§ **Exercise description**
Extract the full listing below without altering a single character.

§ **Records**

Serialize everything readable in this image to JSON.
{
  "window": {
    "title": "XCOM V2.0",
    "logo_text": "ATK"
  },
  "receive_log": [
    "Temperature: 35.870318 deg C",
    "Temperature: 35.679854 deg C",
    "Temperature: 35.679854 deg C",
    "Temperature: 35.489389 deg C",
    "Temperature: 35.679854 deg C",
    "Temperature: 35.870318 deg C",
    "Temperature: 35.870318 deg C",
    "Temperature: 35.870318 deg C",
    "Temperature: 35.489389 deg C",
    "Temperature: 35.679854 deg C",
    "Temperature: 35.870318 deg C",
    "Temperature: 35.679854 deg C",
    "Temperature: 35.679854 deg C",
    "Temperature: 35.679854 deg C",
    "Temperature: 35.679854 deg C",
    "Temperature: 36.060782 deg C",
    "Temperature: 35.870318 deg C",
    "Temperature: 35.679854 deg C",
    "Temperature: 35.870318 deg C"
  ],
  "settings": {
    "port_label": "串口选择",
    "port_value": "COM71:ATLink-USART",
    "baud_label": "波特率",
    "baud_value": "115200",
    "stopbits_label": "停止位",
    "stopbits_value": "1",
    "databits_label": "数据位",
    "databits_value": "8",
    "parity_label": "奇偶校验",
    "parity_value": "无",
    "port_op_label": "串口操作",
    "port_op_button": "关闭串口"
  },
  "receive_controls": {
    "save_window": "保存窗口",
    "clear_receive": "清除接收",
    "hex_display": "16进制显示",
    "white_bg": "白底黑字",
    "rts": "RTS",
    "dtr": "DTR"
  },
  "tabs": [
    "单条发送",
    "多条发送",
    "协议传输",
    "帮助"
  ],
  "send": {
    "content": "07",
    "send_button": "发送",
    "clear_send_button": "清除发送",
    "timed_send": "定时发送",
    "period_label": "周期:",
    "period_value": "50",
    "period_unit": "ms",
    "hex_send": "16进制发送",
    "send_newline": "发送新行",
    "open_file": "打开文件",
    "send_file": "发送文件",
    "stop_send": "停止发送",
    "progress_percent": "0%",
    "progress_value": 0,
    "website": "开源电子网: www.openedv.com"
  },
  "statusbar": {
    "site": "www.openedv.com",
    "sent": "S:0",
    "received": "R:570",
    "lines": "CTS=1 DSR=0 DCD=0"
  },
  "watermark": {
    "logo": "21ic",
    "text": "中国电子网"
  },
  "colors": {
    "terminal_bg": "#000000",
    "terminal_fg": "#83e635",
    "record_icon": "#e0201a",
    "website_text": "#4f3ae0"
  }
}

§ **Final result**
Serialize everything readable in this image to JSON.
{
  "window": {
    "title": "XCOM V2.0",
    "logo_text": "ATK"
  },
  "receive_log": [
    "Temperature: 35.870318 deg C",
    "Temperature: 35.679854 deg C",
    "Temperature: 35.679854 deg C",
    "Temperature: 35.489389 deg C",
    "Temperature: 35.679854 deg C",
    "Temperature: 35.870318 deg C",
    "Temperature: 35.870318 deg C",
    "Temperature: 35.870318 deg C",
    "Temperature: 35.489389 deg C",
    "Temperature: 35.679854 deg C",
    "Temperature: 35.870318 deg C",
    "Temperature: 35.679854 deg C",
    "Temperature: 35.679854 deg C",
    "Temperature: 35.679854 deg C",
    "Temperature: 35.679854 deg C",
    "Temperature: 36.060782 deg C",
    "Temperature: 35.870318 deg C",
    "Temperature: 35.679854 deg C",
    "Temperature: 35.870318 deg C"
  ],
  "settings": {
    "port_label": "串口选择",
    "port_value": "COM71:ATLink-USART",
    "baud_label": "波特率",
    "baud_value": "115200",
    "stopbits_label": "停止位",
    "stopbits_value": "1",
    "databits_label": "数据位",
    "databits_value": "8",
    "parity_label": "奇偶校验",
    "parity_value": "无",
    "port_op_label": "串口操作",
    "port_op_button": "关闭串口"
  },
  "receive_controls": {
    "save_window": "保存窗口",
    "clear_receive": "清除接收",
    "hex_display": "16进制显示",
    "white_bg": "白底黑字",
    "rts": "RTS",
    "dtr": "DTR"
  },
  "tabs": [
    "单条发送",
    "多条发送",
    "协议传输",
    "帮助"
  ],
  "send": {
    "content": "07",
    "send_button": "发送",
    "clear_send_button": "清除发送",
    "timed_send": "定时发送",
    "period_label": "周期:",
    "period_value": "50",
    "period_unit": "ms",
    "hex_send": "16进制发送",
    "send_newline": "发送新行",
    "open_file": "打开文件",
    "send_file": "发送文件",
    "stop_send": "停止发送",
    "progress_percent": "0%",
    "progress_value": 0,
    "website": "开源电子网: www.openedv.com"
  },
  "statusbar": {
    "site": "www.openedv.com",
    "sent": "S:0",
    "received": "R:570",
    "lines": "CTS=1 DSR=0 DCD=0"
  },
  "watermark": {
    "logo": "21ic",
    "text": "中国电子网"
  },
  "colors": {
    "terminal_bg": "#000000",
    "terminal_fg": "#83e635",
    "record_icon": "#e0201a",
    "website_text": "#4f3ae0"
  }
}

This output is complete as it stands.